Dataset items
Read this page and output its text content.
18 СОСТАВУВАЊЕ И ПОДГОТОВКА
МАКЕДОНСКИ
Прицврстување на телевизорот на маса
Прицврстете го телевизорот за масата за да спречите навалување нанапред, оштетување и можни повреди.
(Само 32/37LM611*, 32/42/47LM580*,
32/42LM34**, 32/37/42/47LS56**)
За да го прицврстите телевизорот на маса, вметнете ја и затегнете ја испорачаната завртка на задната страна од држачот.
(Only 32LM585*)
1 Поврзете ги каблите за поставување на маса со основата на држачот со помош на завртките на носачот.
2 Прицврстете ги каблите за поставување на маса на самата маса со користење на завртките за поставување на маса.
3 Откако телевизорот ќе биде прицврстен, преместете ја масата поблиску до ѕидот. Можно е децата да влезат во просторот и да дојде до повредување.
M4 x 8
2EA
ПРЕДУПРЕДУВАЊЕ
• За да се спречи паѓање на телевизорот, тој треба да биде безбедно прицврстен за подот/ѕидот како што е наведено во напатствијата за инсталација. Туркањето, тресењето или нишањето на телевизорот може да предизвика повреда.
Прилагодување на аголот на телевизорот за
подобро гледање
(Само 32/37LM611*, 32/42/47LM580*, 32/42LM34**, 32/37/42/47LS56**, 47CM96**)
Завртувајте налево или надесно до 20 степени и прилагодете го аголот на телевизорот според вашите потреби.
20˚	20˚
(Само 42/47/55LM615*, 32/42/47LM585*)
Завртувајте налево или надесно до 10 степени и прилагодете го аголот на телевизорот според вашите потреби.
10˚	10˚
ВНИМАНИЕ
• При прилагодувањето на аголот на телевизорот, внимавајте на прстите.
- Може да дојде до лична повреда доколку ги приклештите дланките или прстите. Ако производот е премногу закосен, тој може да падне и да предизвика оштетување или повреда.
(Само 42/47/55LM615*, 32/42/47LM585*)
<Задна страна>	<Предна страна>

▶ Set task
All of the entries above should be written out again exactly.

▶ Exercise result
Read this page and output its text content.
18 СОСТАВУВАЊЕ И ПОДГОТОВКА
МАКЕДОНСКИ
Прицврстување на телевизорот на маса
Прицврстете го телевизорот за масата за да спречите навалување нанапред, оштетување и можни повреди.
(Само 32/37LM611*, 32/42/47LM580*,
32/42LM34**, 32/37/42/47LS56**)
За да го прицврстите телевизорот на маса, вметнете ја и затегнете ја испорачаната завртка на задната страна од држачот.
(Only 32LM585*)
1 Поврзете ги каблите за поставување на маса со основата на држачот со помош на завртките на носачот.
2 Прицврстете ги каблите за поставување на маса на самата маса со користење на завртките за поставување на маса.
3 Откако телевизорот ќе биде прицврстен, преместете ја масата поблиску до ѕидот. Можно е децата да влезат во просторот и да дојде до повредување.
M4 x 8
2EA
ПРЕДУПРЕДУВАЊЕ
• За да се спречи паѓање на телевизорот, тој треба да биде безбедно прицврстен за подот/ѕидот како што е наведено во напатствијата за инсталација. Туркањето, тресењето или нишањето на телевизорот може да предизвика повреда.
Прилагодување на аголот на телевизорот за
подобро гледање
(Само 32/37LM611*, 32/42/47LM580*, 32/42LM34**, 32/37/42/47LS56**, 47CM96**)
Завртувајте налево или надесно до 20 степени и прилагодете го аголот на телевизорот според вашите потреби.
20˚	20˚
(Само 42/47/55LM615*, 32/42/47LM585*)
Завртувајте налево или надесно до 10 степени и прилагодете го аголот на телевизорот според вашите потреби.
10˚	10˚
ВНИМАНИЕ
• При прилагодувањето на аголот на телевизорот, внимавајте на прстите.
- Може да дојде до лична повреда доколку ги приклештите дланките или прстите. Ако производот е премногу закосен, тој може да падне и да предизвика оштетување или повреда.
(Само 42/47/55LM615*, 32/42/47LM585*)
<Задна страна>	<Предна страна>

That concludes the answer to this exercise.